[Data items]

--------

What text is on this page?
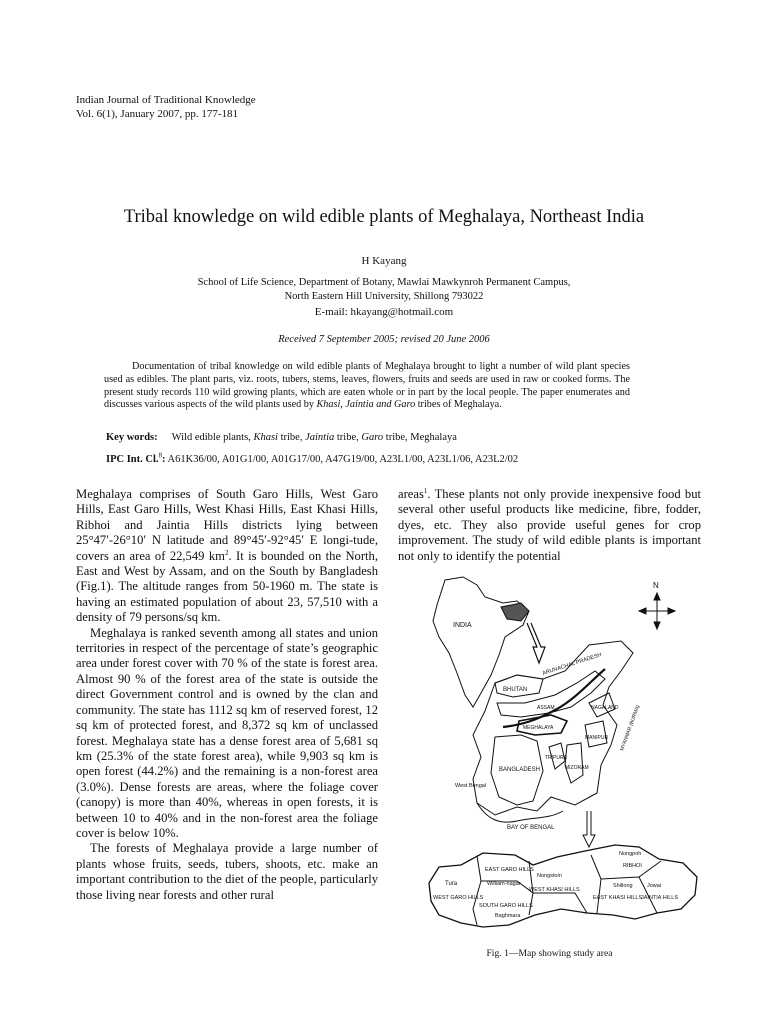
Indian Journal of Traditional Knowledge
Vol. 6(1), January 2007, pp. 177-181
Tribal knowledge on wild edible plants of Meghalaya, Northeast India
H Kayang
School of Life Science, Department of Botany, Mawlai Mawkynroh Permanent Campus,
North Eastern Hill University, Shillong 793022
E-mail: hkayang@hotmail.com
Received 7 September 2005; revised 20 June 2006
Documentation of tribal knowledge on wild edible plants of Meghalaya brought to light a number of wild plant species used as edibles. The plant parts, viz. roots, tubers, stems, leaves, flowers, fruits and seeds are used in raw or cooked forms. The present study records 110 wild growing plants, which are eaten whole or in part by the local people. The paper enumerates and discusses various aspects of the wild plants used by Khasi, Jaintia and Garo tribes of Meghalaya.
Key words: Wild edible plants, Khasi tribe, Jaintia tribe, Garo tribe, Meghalaya
IPC Int. Cl.$^8$: A61K36/00, A01G1/00, A01G17/00, A47G19/00, A23L1/00, A23L1/06, A23L2/02

Meghalaya comprises of South Garo Hills, West Garo Hills, East Garo Hills, West Khasi Hills, East Khasi Hills, Ribhoi and Jaintia Hills districts lying between 25°47′-26°10′ N latitude and 89°45′-92°45′ E longi-tude, covers an area of 22,549 $km^2$. It is bounded on the North, East and West by Assam, and on the South by Bangladesh (Fig.1). The altitude ranges from 50-1960 m. The state is having an estimated population of about 23, 57,510 with a density of 79 persons/sq km.

Meghalaya is ranked seventh among all states and union territories in respect of the percentage of state’s geographic area under forest cover with 70 % of the state is forest area. Almost 90 % of the forest area of the state is outside the direct Government control and is owned by the clan and community. The state has 1112 sq km of reserved forest, 12 sq km of protected forest, and 8,372 sq km of unclassed forest. Meghalaya state has a dense forest area of 5,681 sq km (25.3% of the state forest area), while 9,903 sq km is open forest (44.2%) and the remaining is a non-forest area (3.0%). Dense forests are areas, where the foliage cover (canopy) is more than 40%, whereas in open forests, it is between 10 to 40% and in the non-forest area the foliage cover is below 10%.

The forests of Meghalaya provide a large number of plants whose fruits, seeds, tubers, shoots, etc. make an important contribution to the diet of the people, particularly those living near forests and other rural

areas$^1$. These plants not only provide inexpensive food but several other useful products like medicine, fibre, fodder, dyes, etc. They also provide useful genes for crop improvement. The study of wild edible plants is important not only to identify the potential

N
INDIA
BHUTAN
ARUNACHAL PRADESH
NAGALAND
ASSAM
MEGHALAYA
MANIPUR
MIZORAM
BANGLADESH
TRIPURA
MYANMAR (BURMA)
West Bengal
BAY OF BENGAL
Tura
WEST GARO HILLS
EAST GARO HILLS
William-nagar
SOUTH GARO HILLS
Baghmara
Nongstoin
WEST KHASI HILLS
Nongpoh
RIBHOI
Shillong
EAST KHASI HILLS
Jowai
JAINTIA HILLS
Fig. 1—Map showing study area
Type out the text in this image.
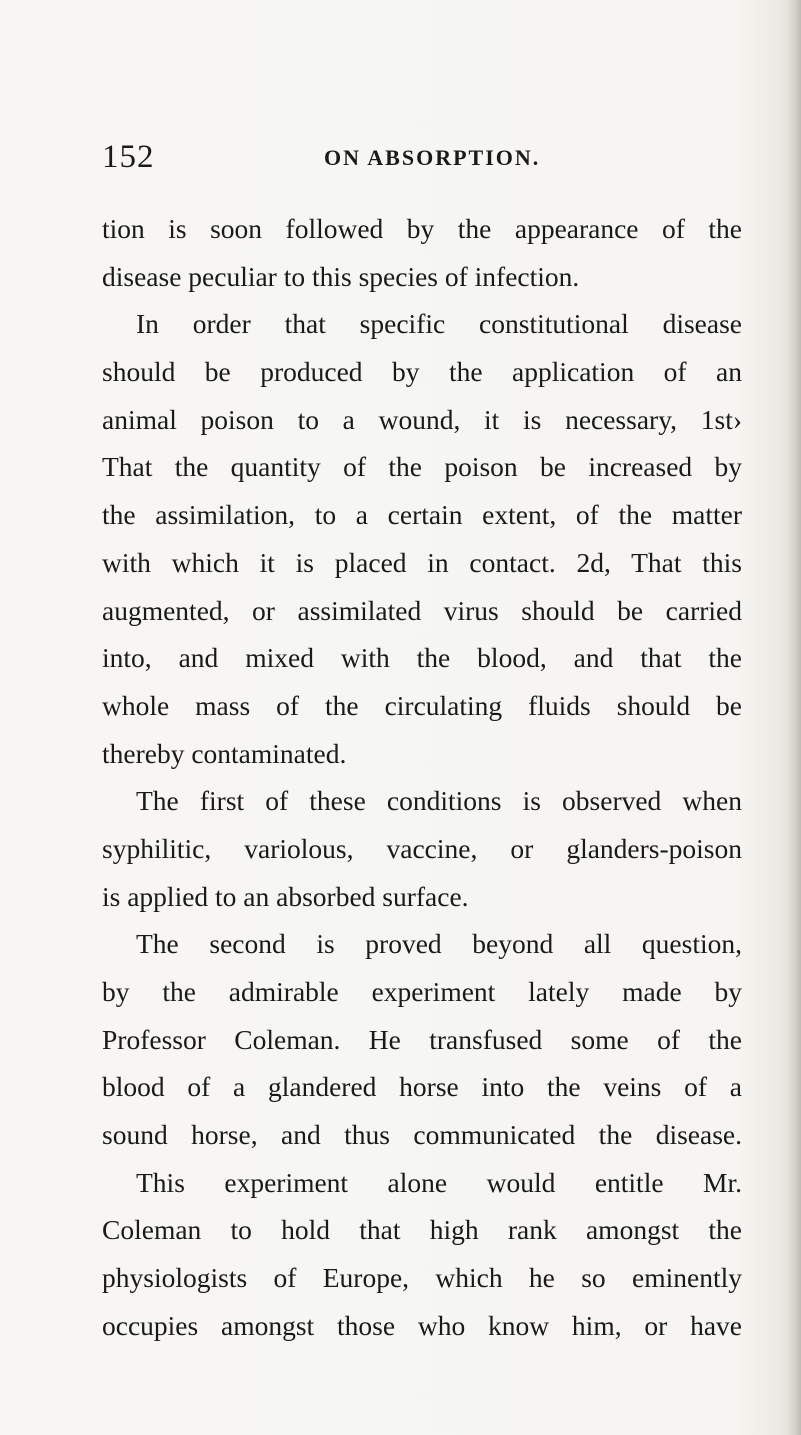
152	ON ABSORPTION.
tion is soon followed by the appearance of the
disease peculiar to this species of infection.
In order that specific constitutional disease
should be produced by the application of an
animal poison to a wound, it is necessary, 1st›
That the quantity of the poison be increased by
the assimilation, to a certain extent, of the matter
with which it is placed in contact. 2d, That this
augmented, or assimilated virus should be carried
into, and mixed with the blood, and that the
whole mass of the circulating fluids should be
thereby contaminated.
The first of these conditions is observed when
syphilitic, variolous, vaccine, or glanders-poison
is applied to an absorbed surface.
The second is proved beyond all question,
by the admirable experiment lately made by
Professor Coleman. He transfused some of the
blood of a glandered horse into the veins of a
sound horse, and thus communicated the disease.
This experiment alone would entitle Mr.
Coleman to hold that high rank amongst the
physiologists of Europe, which he so eminently
occupies amongst those who know him, or have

--------

- _Problem_:
Look over the entries for "disease", then copy every line that includes that string.

- _Solution to this exercise_:
disease peculiar to this species of infection.
In order that specific constitutional disease
sound horse, and thus communicated the disease.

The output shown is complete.